*TEXT PASSAGE*.
::::::::::
Banking IT systems are too old to be secure

Banking IT systems are too old to be secure

Last week there were a lot of noise around Royal Bank of Scotland, as about 600,000 payments failed to enter the accounts of RBS customers on Wednesday and could not be completed until the end of the week. 

Thousands of people couldn't make a payment, buy products and medicines, pay wages and bills or were left without any money for a half of week. Despite the customer support attempts to calm the clients (some of which were waiting to be connected with an consultant for an hour!), the frustration was growing.

 

 

 

 

 

The customers of RBS, NatWest, Coutts and Ulster Bank are all part of the same banking group and they all have been affected by the latest issue. The problem was caused by a segment of information not being inputted into the system.

However, it isn't the first time for the banking group, when their customers were unable to access their accounts. In June 2012, after a software upgrade, millions of clients faced the same problem. The group was fined £56 millions by regulators. It had invested hundreds of millions of pounds to improve its computer systems since then. But in 3 years thousands of individuals and businesses were badly hit again. 

Not the problem of one bank only

The technology failures are hitting the biggest banks and their systems all the time. Commonwealth Bank of Australia, which had a reputation of one of the most digitally advanced banks, got tarnished by an outage in payments and its online systems a week before.

In January another bank had a problem in the system linking the accounts. Industrial and Commercial Bank of China, the country's largest lender, faced the securities brokerages, that affected nearly 55 000 customers.

JPMorgan Chase and Co is also growing its cyber security after a series of high profile hacking attacks last year. The data on 76 million customers was stolen from its computer system.
::::::::::
*USING THE INFORMATION*.
A. Say whether each statement agrees with the article on banking IT systems, answering yes or no and quoting the words that decide it: (i) About 600,000 payments failed to reach RBS customer accounts on Wednesday. (ii) The banking group was fined £56 million by its customers. (iii) The problem in June 2012 came after a software upgrade.
B. Copy everything in the article on banking IT systems from "The technology failures" down to "systems a week before.".
::::::::::
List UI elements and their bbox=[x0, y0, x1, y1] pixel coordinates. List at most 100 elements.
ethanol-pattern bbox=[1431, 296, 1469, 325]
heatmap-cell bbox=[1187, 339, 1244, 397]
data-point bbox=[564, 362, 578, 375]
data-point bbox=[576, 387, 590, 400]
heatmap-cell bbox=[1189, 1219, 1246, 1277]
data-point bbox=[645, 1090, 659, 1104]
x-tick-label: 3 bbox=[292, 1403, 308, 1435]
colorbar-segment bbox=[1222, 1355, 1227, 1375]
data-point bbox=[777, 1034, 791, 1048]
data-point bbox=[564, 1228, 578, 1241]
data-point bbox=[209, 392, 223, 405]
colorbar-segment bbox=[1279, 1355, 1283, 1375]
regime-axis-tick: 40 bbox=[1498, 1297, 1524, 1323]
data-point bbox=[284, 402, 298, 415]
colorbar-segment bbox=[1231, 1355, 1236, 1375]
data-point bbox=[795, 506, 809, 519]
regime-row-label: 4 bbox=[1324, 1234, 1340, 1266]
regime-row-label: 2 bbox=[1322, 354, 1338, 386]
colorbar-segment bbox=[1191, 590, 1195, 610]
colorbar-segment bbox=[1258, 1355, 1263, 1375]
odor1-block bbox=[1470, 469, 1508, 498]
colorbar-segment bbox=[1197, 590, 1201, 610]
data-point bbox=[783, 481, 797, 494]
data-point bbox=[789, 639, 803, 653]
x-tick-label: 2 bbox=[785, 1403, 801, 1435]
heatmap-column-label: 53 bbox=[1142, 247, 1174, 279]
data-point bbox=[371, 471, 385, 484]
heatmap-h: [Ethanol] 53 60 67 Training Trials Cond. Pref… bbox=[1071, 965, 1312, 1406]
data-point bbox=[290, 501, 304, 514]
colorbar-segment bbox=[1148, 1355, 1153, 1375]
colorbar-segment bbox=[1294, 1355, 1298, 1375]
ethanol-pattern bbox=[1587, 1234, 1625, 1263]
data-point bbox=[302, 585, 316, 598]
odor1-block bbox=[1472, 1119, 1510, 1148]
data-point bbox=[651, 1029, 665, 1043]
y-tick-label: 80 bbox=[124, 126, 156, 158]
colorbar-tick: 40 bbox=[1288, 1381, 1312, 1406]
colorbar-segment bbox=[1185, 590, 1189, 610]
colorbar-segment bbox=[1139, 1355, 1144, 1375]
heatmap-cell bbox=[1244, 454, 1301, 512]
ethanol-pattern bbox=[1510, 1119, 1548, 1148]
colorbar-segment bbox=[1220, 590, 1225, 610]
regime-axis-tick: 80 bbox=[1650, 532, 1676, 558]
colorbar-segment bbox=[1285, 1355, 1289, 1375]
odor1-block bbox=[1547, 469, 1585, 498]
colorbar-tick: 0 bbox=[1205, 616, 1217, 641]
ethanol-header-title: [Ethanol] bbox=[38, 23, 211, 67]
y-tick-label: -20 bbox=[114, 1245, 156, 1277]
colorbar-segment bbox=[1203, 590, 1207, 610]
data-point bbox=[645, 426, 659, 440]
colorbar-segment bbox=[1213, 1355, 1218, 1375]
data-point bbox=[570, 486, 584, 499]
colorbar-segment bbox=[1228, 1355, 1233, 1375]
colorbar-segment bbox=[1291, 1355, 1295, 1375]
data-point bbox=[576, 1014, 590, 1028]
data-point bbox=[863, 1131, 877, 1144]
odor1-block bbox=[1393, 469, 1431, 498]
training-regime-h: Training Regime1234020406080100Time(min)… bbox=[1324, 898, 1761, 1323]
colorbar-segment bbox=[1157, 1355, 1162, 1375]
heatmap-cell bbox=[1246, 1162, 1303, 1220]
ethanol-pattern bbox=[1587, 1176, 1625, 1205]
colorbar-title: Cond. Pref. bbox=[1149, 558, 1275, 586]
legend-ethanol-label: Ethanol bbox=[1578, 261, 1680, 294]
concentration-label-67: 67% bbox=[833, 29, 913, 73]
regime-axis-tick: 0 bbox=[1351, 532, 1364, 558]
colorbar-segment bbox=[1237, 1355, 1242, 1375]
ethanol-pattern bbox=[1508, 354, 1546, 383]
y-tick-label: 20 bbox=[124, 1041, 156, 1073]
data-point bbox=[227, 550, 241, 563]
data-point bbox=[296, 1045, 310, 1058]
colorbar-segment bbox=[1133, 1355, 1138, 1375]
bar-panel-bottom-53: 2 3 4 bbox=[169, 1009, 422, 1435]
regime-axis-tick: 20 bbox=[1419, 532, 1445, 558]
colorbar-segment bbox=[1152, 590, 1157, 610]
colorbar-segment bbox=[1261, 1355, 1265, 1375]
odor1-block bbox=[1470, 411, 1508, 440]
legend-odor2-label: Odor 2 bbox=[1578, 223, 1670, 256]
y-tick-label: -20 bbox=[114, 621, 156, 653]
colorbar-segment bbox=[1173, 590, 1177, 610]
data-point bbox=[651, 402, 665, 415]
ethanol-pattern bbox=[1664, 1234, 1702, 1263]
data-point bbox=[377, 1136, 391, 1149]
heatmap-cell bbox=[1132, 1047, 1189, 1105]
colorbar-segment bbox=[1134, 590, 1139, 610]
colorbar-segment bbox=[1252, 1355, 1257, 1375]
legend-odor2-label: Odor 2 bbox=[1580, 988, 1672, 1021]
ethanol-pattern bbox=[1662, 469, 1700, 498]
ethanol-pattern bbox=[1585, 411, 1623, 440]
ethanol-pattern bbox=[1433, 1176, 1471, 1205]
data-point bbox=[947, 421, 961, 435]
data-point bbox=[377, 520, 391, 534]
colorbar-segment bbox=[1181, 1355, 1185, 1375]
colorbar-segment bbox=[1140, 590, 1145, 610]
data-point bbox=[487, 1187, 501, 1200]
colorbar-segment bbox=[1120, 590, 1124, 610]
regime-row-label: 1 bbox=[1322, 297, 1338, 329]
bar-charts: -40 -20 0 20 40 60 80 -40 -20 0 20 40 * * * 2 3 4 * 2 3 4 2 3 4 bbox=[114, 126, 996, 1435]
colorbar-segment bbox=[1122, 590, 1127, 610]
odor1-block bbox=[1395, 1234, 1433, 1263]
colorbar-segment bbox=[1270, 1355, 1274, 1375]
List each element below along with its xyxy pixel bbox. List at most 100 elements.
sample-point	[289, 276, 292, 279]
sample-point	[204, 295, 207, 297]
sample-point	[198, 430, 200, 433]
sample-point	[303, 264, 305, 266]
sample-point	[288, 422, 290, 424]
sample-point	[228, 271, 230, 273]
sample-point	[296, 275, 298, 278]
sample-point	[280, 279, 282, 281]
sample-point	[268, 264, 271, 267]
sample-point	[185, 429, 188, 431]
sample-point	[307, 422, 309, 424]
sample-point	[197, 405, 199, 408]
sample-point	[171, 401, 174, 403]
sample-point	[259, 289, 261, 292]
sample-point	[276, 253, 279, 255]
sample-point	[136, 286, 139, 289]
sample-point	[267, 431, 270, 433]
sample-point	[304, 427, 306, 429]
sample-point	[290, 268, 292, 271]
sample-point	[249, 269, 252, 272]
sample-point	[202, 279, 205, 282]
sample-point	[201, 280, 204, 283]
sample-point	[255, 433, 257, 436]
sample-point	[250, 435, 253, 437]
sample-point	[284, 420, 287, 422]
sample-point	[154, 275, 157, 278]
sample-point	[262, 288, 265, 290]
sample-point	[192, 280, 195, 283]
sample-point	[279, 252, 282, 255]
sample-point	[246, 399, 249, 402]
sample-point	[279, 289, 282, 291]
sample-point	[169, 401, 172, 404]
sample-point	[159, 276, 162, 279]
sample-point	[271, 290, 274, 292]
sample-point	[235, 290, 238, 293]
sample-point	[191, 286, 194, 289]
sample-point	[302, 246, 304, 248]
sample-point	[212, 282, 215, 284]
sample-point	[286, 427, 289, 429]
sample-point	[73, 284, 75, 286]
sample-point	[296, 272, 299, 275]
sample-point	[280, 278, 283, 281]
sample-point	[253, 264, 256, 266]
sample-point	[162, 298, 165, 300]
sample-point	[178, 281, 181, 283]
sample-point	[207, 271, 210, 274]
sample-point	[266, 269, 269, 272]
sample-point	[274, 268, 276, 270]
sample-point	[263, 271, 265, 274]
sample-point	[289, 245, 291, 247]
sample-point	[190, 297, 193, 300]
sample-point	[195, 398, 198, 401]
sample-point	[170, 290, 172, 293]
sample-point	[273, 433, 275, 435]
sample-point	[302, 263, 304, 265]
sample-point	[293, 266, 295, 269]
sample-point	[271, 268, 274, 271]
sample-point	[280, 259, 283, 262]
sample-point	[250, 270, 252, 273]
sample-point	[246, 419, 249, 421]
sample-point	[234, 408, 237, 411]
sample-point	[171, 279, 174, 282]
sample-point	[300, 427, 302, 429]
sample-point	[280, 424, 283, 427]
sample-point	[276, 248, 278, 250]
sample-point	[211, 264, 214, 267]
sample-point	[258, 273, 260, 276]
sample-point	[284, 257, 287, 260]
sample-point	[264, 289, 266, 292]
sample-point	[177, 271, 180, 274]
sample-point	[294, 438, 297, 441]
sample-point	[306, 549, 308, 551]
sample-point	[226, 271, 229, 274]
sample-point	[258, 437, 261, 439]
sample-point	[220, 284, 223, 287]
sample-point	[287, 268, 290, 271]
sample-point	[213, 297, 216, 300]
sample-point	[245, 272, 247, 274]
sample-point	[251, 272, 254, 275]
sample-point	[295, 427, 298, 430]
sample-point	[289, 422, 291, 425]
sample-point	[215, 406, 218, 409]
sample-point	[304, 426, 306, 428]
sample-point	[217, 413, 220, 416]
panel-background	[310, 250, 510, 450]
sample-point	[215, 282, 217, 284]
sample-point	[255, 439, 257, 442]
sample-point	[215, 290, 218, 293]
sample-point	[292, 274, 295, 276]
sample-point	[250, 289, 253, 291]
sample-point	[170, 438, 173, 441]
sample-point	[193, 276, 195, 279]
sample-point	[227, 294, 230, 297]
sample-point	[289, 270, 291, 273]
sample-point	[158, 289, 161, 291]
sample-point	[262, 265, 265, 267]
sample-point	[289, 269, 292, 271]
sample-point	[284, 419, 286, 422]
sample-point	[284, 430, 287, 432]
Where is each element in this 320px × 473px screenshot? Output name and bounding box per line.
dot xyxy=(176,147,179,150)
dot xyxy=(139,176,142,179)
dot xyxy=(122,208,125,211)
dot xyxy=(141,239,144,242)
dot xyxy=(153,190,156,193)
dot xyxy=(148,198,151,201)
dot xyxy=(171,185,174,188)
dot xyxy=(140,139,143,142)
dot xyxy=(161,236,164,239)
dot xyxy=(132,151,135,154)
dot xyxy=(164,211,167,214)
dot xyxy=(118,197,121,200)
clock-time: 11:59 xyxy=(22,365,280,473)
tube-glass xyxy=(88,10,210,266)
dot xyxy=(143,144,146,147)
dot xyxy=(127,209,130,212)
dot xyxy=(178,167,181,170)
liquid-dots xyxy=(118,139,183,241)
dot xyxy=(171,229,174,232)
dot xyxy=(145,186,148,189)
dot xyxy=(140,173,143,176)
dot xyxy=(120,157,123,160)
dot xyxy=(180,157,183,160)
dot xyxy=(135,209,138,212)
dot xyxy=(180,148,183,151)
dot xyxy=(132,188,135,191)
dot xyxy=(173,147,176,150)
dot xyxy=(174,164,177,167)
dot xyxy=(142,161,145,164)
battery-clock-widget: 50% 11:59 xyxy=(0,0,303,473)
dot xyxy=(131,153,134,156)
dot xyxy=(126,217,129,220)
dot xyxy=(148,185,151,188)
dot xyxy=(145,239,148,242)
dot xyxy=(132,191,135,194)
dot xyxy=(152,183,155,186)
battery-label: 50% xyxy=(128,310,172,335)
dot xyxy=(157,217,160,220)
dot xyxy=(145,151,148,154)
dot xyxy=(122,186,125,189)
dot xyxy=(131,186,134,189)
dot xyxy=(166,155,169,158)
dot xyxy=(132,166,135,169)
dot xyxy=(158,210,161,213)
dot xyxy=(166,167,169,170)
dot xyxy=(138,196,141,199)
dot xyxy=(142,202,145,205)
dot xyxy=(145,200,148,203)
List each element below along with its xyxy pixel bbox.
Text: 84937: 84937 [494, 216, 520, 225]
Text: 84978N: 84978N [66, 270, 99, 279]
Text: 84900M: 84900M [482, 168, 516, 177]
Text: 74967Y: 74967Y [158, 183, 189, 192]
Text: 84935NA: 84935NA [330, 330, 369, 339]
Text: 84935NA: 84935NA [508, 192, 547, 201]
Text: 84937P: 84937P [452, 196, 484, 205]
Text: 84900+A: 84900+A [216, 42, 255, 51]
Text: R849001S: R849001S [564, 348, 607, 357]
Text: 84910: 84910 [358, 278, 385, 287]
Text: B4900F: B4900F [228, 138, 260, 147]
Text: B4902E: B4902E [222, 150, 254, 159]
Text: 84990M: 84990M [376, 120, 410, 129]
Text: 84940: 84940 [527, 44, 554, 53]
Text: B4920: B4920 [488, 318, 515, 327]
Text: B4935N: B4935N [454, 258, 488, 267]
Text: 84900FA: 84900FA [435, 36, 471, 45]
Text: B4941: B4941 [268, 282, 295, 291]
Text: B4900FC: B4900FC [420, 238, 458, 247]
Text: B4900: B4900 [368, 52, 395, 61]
::::::::::
*ANSWERS GIVEN*.
A.
(i) Yes: "about 600,000 payments failed to enter the accounts of RBS customers on Wednesday"
(ii) No: "The group was fined £56 millions by regulators."
(iii) Yes: "In June 2012, after a software upgrade, millions of clients faced the same problem."

B.
The technology failures are hitting the biggest banks and their systems all the time. Commonwealth Bank of Australia, which had a reputation of one of the most digitally advanced banks, got tarnished by an outage in payments and its online systems a week before.